# Start of Records to use

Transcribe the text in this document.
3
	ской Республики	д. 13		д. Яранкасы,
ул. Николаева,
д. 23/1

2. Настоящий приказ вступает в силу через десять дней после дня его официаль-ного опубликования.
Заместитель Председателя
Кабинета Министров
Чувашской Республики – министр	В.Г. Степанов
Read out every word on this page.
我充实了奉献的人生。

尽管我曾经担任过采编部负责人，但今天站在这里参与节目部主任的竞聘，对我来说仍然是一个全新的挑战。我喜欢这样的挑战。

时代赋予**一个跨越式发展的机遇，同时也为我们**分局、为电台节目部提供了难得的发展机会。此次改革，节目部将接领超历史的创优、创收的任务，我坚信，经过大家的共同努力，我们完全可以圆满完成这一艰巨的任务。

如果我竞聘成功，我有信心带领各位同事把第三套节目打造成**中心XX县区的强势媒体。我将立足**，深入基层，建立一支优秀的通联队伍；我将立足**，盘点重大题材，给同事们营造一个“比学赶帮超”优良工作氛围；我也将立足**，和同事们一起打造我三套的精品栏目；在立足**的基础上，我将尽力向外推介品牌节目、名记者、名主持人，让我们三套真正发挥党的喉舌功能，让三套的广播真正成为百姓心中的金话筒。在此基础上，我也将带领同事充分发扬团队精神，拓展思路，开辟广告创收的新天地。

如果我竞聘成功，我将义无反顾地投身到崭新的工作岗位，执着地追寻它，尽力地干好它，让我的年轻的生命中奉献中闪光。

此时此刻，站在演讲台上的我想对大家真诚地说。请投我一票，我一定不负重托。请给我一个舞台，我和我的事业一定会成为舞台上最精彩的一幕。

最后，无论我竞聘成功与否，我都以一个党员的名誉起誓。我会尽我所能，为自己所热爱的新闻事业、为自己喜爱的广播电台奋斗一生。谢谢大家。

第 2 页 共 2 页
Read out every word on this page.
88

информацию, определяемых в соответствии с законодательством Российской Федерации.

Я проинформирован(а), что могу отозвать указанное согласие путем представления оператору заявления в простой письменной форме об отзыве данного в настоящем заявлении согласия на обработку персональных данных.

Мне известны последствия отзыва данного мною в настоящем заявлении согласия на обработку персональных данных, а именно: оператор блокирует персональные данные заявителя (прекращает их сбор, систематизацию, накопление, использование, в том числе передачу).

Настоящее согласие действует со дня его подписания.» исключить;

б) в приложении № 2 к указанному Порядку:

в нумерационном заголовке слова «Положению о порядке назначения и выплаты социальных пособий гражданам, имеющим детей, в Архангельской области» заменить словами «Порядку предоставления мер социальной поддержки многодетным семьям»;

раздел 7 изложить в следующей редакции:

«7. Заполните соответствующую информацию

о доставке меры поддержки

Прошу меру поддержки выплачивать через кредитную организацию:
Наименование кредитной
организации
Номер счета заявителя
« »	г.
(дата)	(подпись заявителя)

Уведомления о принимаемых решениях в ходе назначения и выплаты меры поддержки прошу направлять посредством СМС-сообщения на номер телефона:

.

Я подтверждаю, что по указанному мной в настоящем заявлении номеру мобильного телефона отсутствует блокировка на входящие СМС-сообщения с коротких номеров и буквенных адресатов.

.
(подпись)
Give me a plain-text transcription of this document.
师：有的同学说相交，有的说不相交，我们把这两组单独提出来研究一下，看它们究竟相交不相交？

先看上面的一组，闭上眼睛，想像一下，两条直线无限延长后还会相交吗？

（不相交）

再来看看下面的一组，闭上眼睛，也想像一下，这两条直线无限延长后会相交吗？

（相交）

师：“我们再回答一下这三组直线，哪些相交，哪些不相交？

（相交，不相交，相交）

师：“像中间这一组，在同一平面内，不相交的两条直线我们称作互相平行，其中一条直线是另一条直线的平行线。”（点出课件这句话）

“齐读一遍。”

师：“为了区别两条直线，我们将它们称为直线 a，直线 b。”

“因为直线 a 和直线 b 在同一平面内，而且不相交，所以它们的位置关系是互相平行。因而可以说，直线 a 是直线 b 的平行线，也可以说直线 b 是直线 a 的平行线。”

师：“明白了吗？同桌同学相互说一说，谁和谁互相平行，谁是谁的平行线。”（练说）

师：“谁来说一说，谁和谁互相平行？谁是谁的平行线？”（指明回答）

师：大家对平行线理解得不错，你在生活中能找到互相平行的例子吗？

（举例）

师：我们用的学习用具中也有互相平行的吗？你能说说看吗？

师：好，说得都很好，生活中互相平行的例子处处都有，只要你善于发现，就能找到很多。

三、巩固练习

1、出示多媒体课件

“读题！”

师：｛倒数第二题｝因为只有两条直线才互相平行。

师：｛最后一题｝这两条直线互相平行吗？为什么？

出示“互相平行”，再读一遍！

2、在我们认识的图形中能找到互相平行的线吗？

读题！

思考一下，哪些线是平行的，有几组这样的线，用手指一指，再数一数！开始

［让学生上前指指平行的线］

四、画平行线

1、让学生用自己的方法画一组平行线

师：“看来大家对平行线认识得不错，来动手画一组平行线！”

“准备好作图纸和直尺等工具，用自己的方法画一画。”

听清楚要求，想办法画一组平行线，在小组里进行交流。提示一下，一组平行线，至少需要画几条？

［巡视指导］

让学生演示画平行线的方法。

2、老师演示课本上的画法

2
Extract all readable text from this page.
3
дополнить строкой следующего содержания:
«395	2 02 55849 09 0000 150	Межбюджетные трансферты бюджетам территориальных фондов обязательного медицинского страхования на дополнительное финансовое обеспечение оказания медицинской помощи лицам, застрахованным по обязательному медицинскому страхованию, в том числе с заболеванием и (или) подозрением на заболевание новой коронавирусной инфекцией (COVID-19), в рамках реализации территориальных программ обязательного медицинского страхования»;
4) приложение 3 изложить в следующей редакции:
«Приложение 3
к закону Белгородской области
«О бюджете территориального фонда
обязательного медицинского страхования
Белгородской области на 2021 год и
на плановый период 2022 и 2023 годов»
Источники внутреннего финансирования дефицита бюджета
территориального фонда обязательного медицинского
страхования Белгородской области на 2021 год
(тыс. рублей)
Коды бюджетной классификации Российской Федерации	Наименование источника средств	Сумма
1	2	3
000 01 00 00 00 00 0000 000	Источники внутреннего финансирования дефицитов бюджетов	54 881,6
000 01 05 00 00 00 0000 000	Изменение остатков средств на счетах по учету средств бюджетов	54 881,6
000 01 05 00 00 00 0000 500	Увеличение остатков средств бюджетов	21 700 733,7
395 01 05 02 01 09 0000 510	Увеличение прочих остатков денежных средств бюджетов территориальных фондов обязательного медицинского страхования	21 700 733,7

# End of Records to use

### Problem statement
Retype every record above exactly as it appears.

### Solution below
Transcribe the text in this document.
3
	ской Республики	д. 13		д. Яранкасы,
ул. Николаева,
д. 23/1

2. Настоящий приказ вступает в силу через десять дней после дня его официаль-ного опубликования.
Заместитель Председателя
Кабинета Министров
Чувашской Республики – министр	В.Г. Степанов
Read out every word on this page.
我充实了奉献的人生。

尽管我曾经担任过采编部负责人，但今天站在这里参与节目部主任的竞聘，对我来说仍然是一个全新的挑战。我喜欢这样的挑战。

时代赋予**一个跨越式发展的机遇，同时也为我们**分局、为电台节目部提供了难得的发展机会。此次改革，节目部将接领超历史的创优、创收的任务，我坚信，经过大家的共同努力，我们完全可以圆满完成这一艰巨的任务。

如果我竞聘成功，我有信心带领各位同事把第三套节目打造成**中心XX县区的强势媒体。我将立足**，深入基层，建立一支优秀的通联队伍；我将立足**，盘点重大题材，给同事们营造一个“比学赶帮超”优良工作氛围；我也将立足**，和同事们一起打造我三套的精品栏目；在立足**的基础上，我将尽力向外推介品牌节目、名记者、名主持人，让我们三套真正发挥党的喉舌功能，让三套的广播真正成为百姓心中的金话筒。在此基础上，我也将带领同事充分发扬团队精神，拓展思路，开辟广告创收的新天地。

如果我竞聘成功，我将义无反顾地投身到崭新的工作岗位，执着地追寻它，尽力地干好它，让我的年轻的生命中奉献中闪光。

此时此刻，站在演讲台上的我想对大家真诚地说。请投我一票，我一定不负重托。请给我一个舞台，我和我的事业一定会成为舞台上最精彩的一幕。

最后，无论我竞聘成功与否，我都以一个党员的名誉起誓。我会尽我所能，为自己所热爱的新闻事业、为自己喜爱的广播电台奋斗一生。谢谢大家。

第 2 页 共 2 页
Read out every word on this page.
88

информацию, определяемых в соответствии с законодательством Российской Федерации.

Я проинформирован(а), что могу отозвать указанное согласие путем представления оператору заявления в простой письменной форме об отзыве данного в настоящем заявлении согласия на обработку персональных данных.

Мне известны последствия отзыва данного мною в настоящем заявлении согласия на обработку персональных данных, а именно: оператор блокирует персональные данные заявителя (прекращает их сбор, систематизацию, накопление, использование, в том числе передачу).

Настоящее согласие действует со дня его подписания.» исключить;

б) в приложении № 2 к указанному Порядку:

в нумерационном заголовке слова «Положению о порядке назначения и выплаты социальных пособий гражданам, имеющим детей, в Архангельской области» заменить словами «Порядку предоставления мер социальной поддержки многодетным семьям»;

раздел 7 изложить в следующей редакции:

«7. Заполните соответствующую информацию

о доставке меры поддержки

Прошу меру поддержки выплачивать через кредитную организацию:
Наименование кредитной
организации
Номер счета заявителя
« »	г.
(дата)	(подпись заявителя)

Уведомления о принимаемых решениях в ходе назначения и выплаты меры поддержки прошу направлять посредством СМС-сообщения на номер телефона:

.

Я подтверждаю, что по указанному мной в настоящем заявлении номеру мобильного телефона отсутствует блокировка на входящие СМС-сообщения с коротких номеров и буквенных адресатов.

.
(подпись)
Give me a plain-text transcription of this document.
师：有的同学说相交，有的说不相交，我们把这两组单独提出来研究一下，看它们究竟相交不相交？

先看上面的一组，闭上眼睛，想像一下，两条直线无限延长后还会相交吗？

（不相交）

再来看看下面的一组，闭上眼睛，也想像一下，这两条直线无限延长后会相交吗？

（相交）

师：“我们再回答一下这三组直线，哪些相交，哪些不相交？

（相交，不相交，相交）

师：“像中间这一组，在同一平面内，不相交的两条直线我们称作互相平行，其中一条直线是另一条直线的平行线。”（点出课件这句话）

“齐读一遍。”

师：“为了区别两条直线，我们将它们称为直线 a，直线 b。”

“因为直线 a 和直线 b 在同一平面内，而且不相交，所以它们的位置关系是互相平行。因而可以说，直线 a 是直线 b 的平行线，也可以说直线 b 是直线 a 的平行线。”

师：“明白了吗？同桌同学相互说一说，谁和谁互相平行，谁是谁的平行线。”（练说）

师：“谁来说一说，谁和谁互相平行？谁是谁的平行线？”（指明回答）

师：大家对平行线理解得不错，你在生活中能找到互相平行的例子吗？

（举例）

师：我们用的学习用具中也有互相平行的吗？你能说说看吗？

师：好，说得都很好，生活中互相平行的例子处处都有，只要你善于发现，就能找到很多。

三、巩固练习

1、出示多媒体课件

“读题！”

师：｛倒数第二题｝因为只有两条直线才互相平行。

师：｛最后一题｝这两条直线互相平行吗？为什么？

出示“互相平行”，再读一遍！

2、在我们认识的图形中能找到互相平行的线吗？

读题！

思考一下，哪些线是平行的，有几组这样的线，用手指一指，再数一数！开始

［让学生上前指指平行的线］

四、画平行线

1、让学生用自己的方法画一组平行线

师：“看来大家对平行线认识得不错，来动手画一组平行线！”

“准备好作图纸和直尺等工具，用自己的方法画一画。”

听清楚要求，想办法画一组平行线，在小组里进行交流。提示一下，一组平行线，至少需要画几条？

［巡视指导］

让学生演示画平行线的方法。

2、老师演示课本上的画法

2
Extract all readable text from this page.
3
дополнить строкой следующего содержания:
«395	2 02 55849 09 0000 150	Межбюджетные трансферты бюджетам территориальных фондов обязательного медицинского страхования на дополнительное финансовое обеспечение оказания медицинской помощи лицам, застрахованным по обязательному медицинскому страхованию, в том числе с заболеванием и (или) подозрением на заболевание новой коронавирусной инфекцией (COVID-19), в рамках реализации территориальных программ обязательного медицинского страхования»;
4) приложение 3 изложить в следующей редакции:
«Приложение 3
к закону Белгородской области
«О бюджете территориального фонда
обязательного медицинского страхования
Белгородской области на 2021 год и
на плановый период 2022 и 2023 годов»
Источники внутреннего финансирования дефицита бюджета
территориального фонда обязательного медицинского
страхования Белгородской области на 2021 год
(тыс. рублей)
Коды бюджетной классификации Российской Федерации	Наименование источника средств	Сумма
1	2	3
000 01 00 00 00 00 0000 000	Источники внутреннего финансирования дефицитов бюджетов	54 881,6
000 01 05 00 00 00 0000 000	Изменение остатков средств на счетах по учету средств бюджетов	54 881,6
000 01 05 00 00 00 0000 500	Увеличение остатков средств бюджетов	21 700 733,7
395 01 05 02 01 09 0000 510	Увеличение прочих остатков денежных средств бюджетов территориальных фондов обязательного медицинского страхования	21 700 733,7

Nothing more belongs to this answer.